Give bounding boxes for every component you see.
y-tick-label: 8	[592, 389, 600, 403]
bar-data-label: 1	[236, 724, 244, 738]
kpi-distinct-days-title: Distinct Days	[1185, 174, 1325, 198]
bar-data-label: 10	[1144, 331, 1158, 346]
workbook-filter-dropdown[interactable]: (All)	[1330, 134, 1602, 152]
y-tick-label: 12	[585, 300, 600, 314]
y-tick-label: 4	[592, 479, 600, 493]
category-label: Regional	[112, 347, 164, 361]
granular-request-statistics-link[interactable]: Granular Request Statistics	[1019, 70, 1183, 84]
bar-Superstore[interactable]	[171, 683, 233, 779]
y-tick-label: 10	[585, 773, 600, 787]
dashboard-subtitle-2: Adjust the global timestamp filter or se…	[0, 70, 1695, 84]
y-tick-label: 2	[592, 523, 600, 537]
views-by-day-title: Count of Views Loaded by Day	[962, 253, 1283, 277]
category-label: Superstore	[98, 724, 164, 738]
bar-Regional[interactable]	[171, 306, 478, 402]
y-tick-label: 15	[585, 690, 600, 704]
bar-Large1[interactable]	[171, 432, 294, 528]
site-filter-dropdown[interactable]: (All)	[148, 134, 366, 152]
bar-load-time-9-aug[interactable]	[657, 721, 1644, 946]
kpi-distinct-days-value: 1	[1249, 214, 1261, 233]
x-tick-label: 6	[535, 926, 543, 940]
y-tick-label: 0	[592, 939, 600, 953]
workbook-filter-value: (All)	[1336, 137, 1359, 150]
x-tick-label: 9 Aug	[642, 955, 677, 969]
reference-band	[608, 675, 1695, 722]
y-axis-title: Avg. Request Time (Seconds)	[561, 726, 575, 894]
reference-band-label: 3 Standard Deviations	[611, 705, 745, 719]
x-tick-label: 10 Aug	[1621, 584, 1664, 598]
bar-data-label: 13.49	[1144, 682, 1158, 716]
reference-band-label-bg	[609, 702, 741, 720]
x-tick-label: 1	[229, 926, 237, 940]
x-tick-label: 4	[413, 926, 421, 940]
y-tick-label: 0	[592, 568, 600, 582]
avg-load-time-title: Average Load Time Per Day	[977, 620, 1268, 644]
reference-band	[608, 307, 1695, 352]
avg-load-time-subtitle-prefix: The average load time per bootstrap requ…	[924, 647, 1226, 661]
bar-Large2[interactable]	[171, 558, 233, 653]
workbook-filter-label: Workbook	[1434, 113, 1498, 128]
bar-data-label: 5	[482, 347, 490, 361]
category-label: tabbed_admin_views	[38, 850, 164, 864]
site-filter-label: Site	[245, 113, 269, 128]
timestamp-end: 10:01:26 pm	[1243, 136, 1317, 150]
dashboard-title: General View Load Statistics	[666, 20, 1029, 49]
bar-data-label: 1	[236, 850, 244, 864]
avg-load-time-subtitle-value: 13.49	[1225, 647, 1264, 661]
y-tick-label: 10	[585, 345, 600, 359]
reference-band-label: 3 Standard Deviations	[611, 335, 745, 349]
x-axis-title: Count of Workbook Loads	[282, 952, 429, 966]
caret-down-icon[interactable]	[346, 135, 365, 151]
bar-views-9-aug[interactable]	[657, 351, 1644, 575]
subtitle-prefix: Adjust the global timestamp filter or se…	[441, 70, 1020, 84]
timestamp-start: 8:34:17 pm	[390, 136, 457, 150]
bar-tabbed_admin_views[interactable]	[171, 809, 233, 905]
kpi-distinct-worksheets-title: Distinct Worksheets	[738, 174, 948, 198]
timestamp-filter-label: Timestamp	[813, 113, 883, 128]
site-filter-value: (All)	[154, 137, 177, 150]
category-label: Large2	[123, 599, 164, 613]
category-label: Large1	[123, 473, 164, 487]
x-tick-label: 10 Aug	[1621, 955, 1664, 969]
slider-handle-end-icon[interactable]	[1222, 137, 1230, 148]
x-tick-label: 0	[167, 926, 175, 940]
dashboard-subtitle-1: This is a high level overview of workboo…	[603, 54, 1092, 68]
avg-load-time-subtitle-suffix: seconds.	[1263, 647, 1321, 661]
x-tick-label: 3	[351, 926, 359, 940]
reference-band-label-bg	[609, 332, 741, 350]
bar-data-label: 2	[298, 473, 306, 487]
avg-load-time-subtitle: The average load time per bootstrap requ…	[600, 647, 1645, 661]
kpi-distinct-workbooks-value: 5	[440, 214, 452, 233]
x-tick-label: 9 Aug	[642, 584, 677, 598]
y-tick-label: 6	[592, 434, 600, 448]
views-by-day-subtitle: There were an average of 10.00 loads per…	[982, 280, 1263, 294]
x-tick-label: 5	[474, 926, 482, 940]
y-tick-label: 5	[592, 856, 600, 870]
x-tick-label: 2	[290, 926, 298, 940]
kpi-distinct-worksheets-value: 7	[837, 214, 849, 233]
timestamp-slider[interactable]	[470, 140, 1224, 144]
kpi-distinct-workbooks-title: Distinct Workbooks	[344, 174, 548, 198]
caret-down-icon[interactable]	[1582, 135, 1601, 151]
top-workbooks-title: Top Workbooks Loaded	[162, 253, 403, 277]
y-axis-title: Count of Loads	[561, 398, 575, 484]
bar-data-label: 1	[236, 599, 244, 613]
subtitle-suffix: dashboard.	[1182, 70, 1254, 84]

Exercise directions: Convert the items above into a Markdown table with two columns, Number and Item, giving each line its own numbered row and skipping any blank lines.

Solution to the exercise:
| Number | Item |
|---|---|
| 1 | Give bounding boxes for every component you see. |
| 2 | y-tick-label: 8	[592, 389, 600, 403] |
| 3 | bar-data-label: 1	[236, 724, 244, 738] |
| 4 | kpi-distinct-days-title: Distinct Days	[1185, 174, 1325, 198] |
| 5 | bar-data-label: 10	[1144, 331, 1158, 346] |
| 6 | workbook-filter-dropdown[interactable]: (All)	[1330, 134, 1602, 152] |
| 7 | y-tick-label: 12	[585, 300, 600, 314] |
| 8 | y-tick-label: 4	[592, 479, 600, 493] |
| 9 | category-label: Regional	[112, 347, 164, 361] |
| 10 | granular-request-statistics-link[interactable]: Granular Request Statistics	[1019, 70, 1183, 84] |
| 11 | bar-Superstore[interactable]	[171, 683, 233, 779] |
| 12 | y-tick-label: 10	[585, 773, 600, 787] |
| 13 | dashboard-subtitle-2: Adjust the global timestamp filter or se…	[0, 70, 1695, 84] |
| 14 | y-tick-label: 2	[592, 523, 600, 537] |
| 15 | views-by-day-title: Count of Views Loaded by Day	[962, 253, 1283, 277] |
| 16 | category-label: Superstore	[98, 724, 164, 738] |
| 17 | bar-Regional[interactable]	[171, 306, 478, 402] |
| 18 | y-tick-label: 15	[585, 690, 600, 704] |
| 19 | bar-Large1[interactable]	[171, 432, 294, 528] |
| 20 | site-filter-dropdown[interactable]: (All)	[148, 134, 366, 152] |
| 21 | bar-load-time-9-aug[interactable]	[657, 721, 1644, 946] |
| 22 | kpi-distinct-days-value: 1	[1249, 214, 1261, 233] |
| 23 | x-tick-label: 6	[535, 926, 543, 940] |
| 24 | y-tick-label: 0	[592, 939, 600, 953] |
| 25 | workbook-filter-value: (All)	[1336, 137, 1359, 150] |
| 26 | x-tick-label: 9 Aug	[642, 955, 677, 969] |
| 27 | reference-band	[608, 675, 1695, 722] |
| 28 | y-axis-title: Avg. Request Time (Seconds)	[561, 726, 575, 894] |
| 29 | reference-band-label: 3 Standard Deviations	[611, 705, 745, 719] |
| 30 | x-tick-label: 10 Aug	[1621, 584, 1664, 598] |
| 31 | bar-data-label: 13.49	[1144, 682, 1158, 716] |
| 32 | reference-band-label-bg	[609, 702, 741, 720] |
| 33 | x-tick-label: 1	[229, 926, 237, 940] |
| 34 | x-tick-label: 4	[413, 926, 421, 940] |
| 35 | y-tick-label: 0	[592, 568, 600, 582] |
| 36 | avg-load-time-title: Average Load Time Per Day	[977, 620, 1268, 644] |
| 37 | reference-band	[608, 307, 1695, 352] |
| 38 | avg-load-time-subtitle-prefix: The average load time per bootstrap requ…	[924, 647, 1226, 661] |
| 39 | bar-Large2[interactable]	[171, 558, 233, 653] |
| 40 | workbook-filter-label: Workbook	[1434, 113, 1498, 128] |
| 41 | bar-data-label: 5	[482, 347, 490, 361] |
| 42 | category-label: tabbed_admin_views	[38, 850, 164, 864] |
| 43 | site-filter-label: Site	[245, 113, 269, 128] |
| 44 | timestamp-end: 10:01:26 pm	[1243, 136, 1317, 150] |
| 45 | dashboard-title: General View Load Statistics	[666, 20, 1029, 49] |
| 46 | bar-data-label: 1	[236, 850, 244, 864] |
| 47 | avg-load-time-subtitle-value: 13.49	[1225, 647, 1264, 661] |
| 48 | y-tick-label: 10	[585, 345, 600, 359] |
| 49 | reference-band-label: 3 Standard Deviations	[611, 335, 745, 349] |
| 50 | x-axis-title: Count of Workbook Loads	[282, 952, 429, 966] |
| 51 | caret-down-icon[interactable]	[346, 135, 365, 151] |
| 52 | bar-views-9-aug[interactable]	[657, 351, 1644, 575] |
| 53 | subtitle-prefix: Adjust the global timestamp filter or se…	[441, 70, 1020, 84] |
| 54 | timestamp-start: 8:34:17 pm	[390, 136, 457, 150] |
| 55 | bar-tabbed_admin_views[interactable]	[171, 809, 233, 905] |
| 56 | kpi-distinct-worksheets-title: Distinct Worksheets	[738, 174, 948, 198] |
| 57 | timestamp-filter-label: Timestamp	[813, 113, 883, 128] |
| 58 | site-filter-value: (All)	[154, 137, 177, 150] |
| 59 | category-label: Large2	[123, 599, 164, 613] |
| 60 | category-label: Large1	[123, 473, 164, 487] |
| 61 | x-tick-label: 10 Aug	[1621, 955, 1664, 969] |
| 62 | slider-handle-end-icon[interactable]	[1222, 137, 1230, 148] |
| 63 | x-tick-label: 0	[167, 926, 175, 940] |
| 64 | dashboard-subtitle-1: This is a high level overview of workboo…	[603, 54, 1092, 68] |
| 65 | avg-load-time-subtitle-suffix: seconds.	[1263, 647, 1321, 661] |
| 66 | x-tick-label: 3	[351, 926, 359, 940] |
| 67 | reference-band-label-bg	[609, 332, 741, 350] |
| 68 | bar-data-label: 2	[298, 473, 306, 487] |
| 69 | avg-load-time-subtitle: The average load time per bootstrap requ…	[600, 647, 1645, 661] |
| 70 | kpi-distinct-workbooks-value: 5	[440, 214, 452, 233] |
| 71 | x-tick-label: 9 Aug	[642, 584, 677, 598] |
| 72 | y-tick-label: 6	[592, 434, 600, 448] |
| 73 | views-by-day-subtitle: There were an average of 10.00 loads per…	[982, 280, 1263, 294] |
| 74 | x-tick-label: 5	[474, 926, 482, 940] |
| 75 | y-tick-label: 5	[592, 856, 600, 870] |
| 76 | x-tick-label: 2	[290, 926, 298, 940] |
| 77 | kpi-distinct-worksheets-value: 7	[837, 214, 849, 233] |
| 78 | timestamp-slider[interactable]	[470, 140, 1224, 144] |
| 79 | kpi-distinct-workbooks-title: Distinct Workbooks	[344, 174, 548, 198] |
| 80 | caret-down-icon[interactable]	[1582, 135, 1601, 151] |
| 81 | top-workbooks-title: Top Workbooks Loaded	[162, 253, 403, 277] |
| 82 | y-axis-title: Count of Loads	[561, 398, 575, 484] |
| 83 | bar-data-label: 1	[236, 599, 244, 613] |
| 84 | subtitle-suffix: dashboard.	[1182, 70, 1254, 84] |